Extracted text:
Is there no limit to the reach of the Curse of Brown? The former Prime Minister’s devolution plan was meant to secure Scotland for the Union. The best part of ten years on, the country has an SNP Government, over two in five of its citizens want to leave the United Kingdom altogether, and many of those who wish to stay want yet more devolution, too: his scheme has failed.
Having given booster jabs to Alex Salmond in his lunatic laboratory, Brown is now apparently set on plunging his needle into the arm of Nigel Farage. In the Commons yesterday, he argued against English Votes for English Laws (EVEL) on the ground that it would create two classes of MP. He seems to have been too busy saving the world to clock that this is so already. England’s MPs can vote on many of its internal matters, but Scotland’s MPs (and others) can’t vote on Scotland’s internal matters at all. Indeed, there are not so much two classes of MP as several classes of MP: consider the lopsidedness of the arrangements for Wales and Northern Ireland.
Since the former Labour seems to set the party’s line from beyond the grave – at least when it comes to the constitution – Farage will duly seek to wrest at least as much political gain from it as Salmond has done. Why is Brown set on a course that is so plainly perilous to the Union? Loopiness, say some. Patriotism, claim others. ConservativeHome has no quarrel with either of these explanations. But there is a third reason, which is at least as plausible. Labour’s former leader grasps that EVEL would mean the beginning of the end of his Party’s grip on England. By barring Scotland’s MPs from voting on England’s business, it would end Labour’s electoral advantage in the country at a stroke.
All this poses a dual challenge to David Cameron. Can he at once be more politically dexterous than Brown, and shut Farage in the box in which Brown failed to lock Salmond, and at the same time act for the country as a whole – as Brown failed to do? The best way from him to start to do so is to ponder the range of the menu on Britain’s constitutional table. He has promised a referendum over Britain’s EU membership (and hinted to Conservative MPs yesterday evening that he may, as I suggested on Saturday, go nuclear on border control – metaphorically, anyway). He has endorsed a plan that would effectively end Britain’s ECHR membership. And the devolution debate has implications for the Lords.
All this points to a constitutional convention. Almost by definition, this should involve the people we’ve elected – that’s to say, not only MPs but MSPs and members of the Welsh and Northern Ireland assemblies too. The Upper House, elected Mayors and local authorities should also have some input into the national conversation. What a convention should not do is grant a special status to people outside Parliament that we’ve not elected – that’s to say, the left-leaning ranks of the quangocracy or, as Cobbett would have put it “The Thing”. Direct Democracy has a big part to play here, at least in the form of Direct Consultation.
There is a party political objection: that a Convention is Labour’s line. There are three answers to this, other than the simple one that it is the right thing to do. First, the one that this site is proposing isn’t to be confused with Labour’s politically correct stitch-up. Second, the official Conservative position isn’t hostile to a Convention. William Hague, bless him, told the Commons yesterday that “the Government will consider proposals for the establishment of such a body. However, it must be on the right terms and at the right time. In my view, there is merit in the idea, given that the British constitution is a living entity, and no one is pretending that it will have reached a perfect form in the coming months”.

Exercise A: In the text on English Votes for English Laws, write out the passage starting at "Having given booster" and ending at "and Northern Ireland.".
Exercise B: According to the text on English Votes for English Laws, on what ground did Brown argue against EVEL in the Commons?

Provided data:
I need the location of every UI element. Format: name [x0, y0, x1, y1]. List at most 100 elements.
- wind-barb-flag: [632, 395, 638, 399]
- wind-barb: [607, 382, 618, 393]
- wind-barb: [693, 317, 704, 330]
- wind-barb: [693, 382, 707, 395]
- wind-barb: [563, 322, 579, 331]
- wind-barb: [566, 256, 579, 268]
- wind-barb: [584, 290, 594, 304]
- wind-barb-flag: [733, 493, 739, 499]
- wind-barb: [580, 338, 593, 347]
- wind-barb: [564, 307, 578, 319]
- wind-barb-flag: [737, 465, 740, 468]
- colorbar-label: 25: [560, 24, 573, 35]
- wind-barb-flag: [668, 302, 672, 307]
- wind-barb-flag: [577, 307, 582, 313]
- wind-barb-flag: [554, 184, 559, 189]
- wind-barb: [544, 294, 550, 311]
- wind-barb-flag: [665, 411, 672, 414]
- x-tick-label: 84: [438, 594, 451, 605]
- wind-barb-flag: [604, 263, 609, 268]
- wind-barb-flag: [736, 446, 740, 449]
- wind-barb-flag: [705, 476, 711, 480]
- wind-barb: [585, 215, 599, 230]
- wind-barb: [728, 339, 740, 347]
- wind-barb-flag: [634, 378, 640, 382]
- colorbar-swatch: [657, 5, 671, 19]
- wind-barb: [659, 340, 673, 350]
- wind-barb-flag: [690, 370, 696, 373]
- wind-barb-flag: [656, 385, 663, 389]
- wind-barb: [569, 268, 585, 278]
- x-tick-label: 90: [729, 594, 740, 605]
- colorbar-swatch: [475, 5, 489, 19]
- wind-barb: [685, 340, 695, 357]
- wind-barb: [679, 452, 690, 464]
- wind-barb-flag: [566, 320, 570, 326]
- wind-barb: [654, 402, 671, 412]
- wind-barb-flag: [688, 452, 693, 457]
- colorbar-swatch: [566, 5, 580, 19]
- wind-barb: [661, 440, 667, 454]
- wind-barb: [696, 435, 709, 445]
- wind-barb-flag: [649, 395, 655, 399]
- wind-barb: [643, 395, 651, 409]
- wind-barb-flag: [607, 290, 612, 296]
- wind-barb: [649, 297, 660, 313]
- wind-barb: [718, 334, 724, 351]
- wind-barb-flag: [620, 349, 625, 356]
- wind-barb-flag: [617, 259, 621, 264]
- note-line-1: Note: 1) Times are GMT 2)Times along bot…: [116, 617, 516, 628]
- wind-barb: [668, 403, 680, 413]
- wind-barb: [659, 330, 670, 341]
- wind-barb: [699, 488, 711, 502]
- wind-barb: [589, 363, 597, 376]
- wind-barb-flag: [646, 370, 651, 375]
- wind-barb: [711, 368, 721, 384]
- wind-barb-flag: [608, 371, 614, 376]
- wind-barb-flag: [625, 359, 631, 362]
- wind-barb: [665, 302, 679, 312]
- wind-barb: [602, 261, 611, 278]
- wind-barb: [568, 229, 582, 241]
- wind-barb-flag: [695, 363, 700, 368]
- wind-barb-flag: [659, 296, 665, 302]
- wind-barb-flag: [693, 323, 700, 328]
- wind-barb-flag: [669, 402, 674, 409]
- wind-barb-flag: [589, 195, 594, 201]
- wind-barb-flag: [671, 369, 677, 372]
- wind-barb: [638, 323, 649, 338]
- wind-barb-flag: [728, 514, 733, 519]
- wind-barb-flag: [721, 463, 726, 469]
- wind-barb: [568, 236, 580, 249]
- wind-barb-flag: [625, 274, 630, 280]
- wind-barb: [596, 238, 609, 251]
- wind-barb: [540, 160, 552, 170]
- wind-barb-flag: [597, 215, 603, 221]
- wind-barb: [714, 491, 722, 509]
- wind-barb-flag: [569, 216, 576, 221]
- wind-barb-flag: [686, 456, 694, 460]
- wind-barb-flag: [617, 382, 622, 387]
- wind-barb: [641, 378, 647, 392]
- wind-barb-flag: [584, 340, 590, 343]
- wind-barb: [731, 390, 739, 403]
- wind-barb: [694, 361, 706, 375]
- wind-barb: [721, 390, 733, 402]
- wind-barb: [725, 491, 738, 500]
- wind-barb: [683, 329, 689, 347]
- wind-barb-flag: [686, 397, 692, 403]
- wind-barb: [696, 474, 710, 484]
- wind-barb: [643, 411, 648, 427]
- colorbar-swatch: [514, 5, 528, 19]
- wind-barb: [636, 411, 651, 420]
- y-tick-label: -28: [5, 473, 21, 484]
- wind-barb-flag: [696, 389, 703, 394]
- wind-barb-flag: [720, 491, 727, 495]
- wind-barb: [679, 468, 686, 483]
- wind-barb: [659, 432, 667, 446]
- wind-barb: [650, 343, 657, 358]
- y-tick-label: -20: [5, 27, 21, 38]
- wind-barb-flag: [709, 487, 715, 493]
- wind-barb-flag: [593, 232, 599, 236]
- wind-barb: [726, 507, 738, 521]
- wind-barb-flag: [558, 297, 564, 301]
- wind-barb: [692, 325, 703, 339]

Exercise solution A:
Having given booster jabs to Alex Salmond in his lunatic laboratory, Brown is now apparently set on plunging his needle into the arm of Nigel Farage. In the Commons yesterday, he argued against English Votes for English Laws (EVEL) on the ground that it would create two classes of MP. He seems to have been too busy saving the world to clock that this is so already. England’s MPs can vote on many of its internal matters, but Scotland’s MPs (and others) can’t vote on Scotland’s internal matters at all. Indeed, there are not so much two classes of MP as several classes of MP: consider the lopsidedness of the arrangements for Wales and Northern Ireland.

Exercise solution B: He argued that it would create two classes of MP.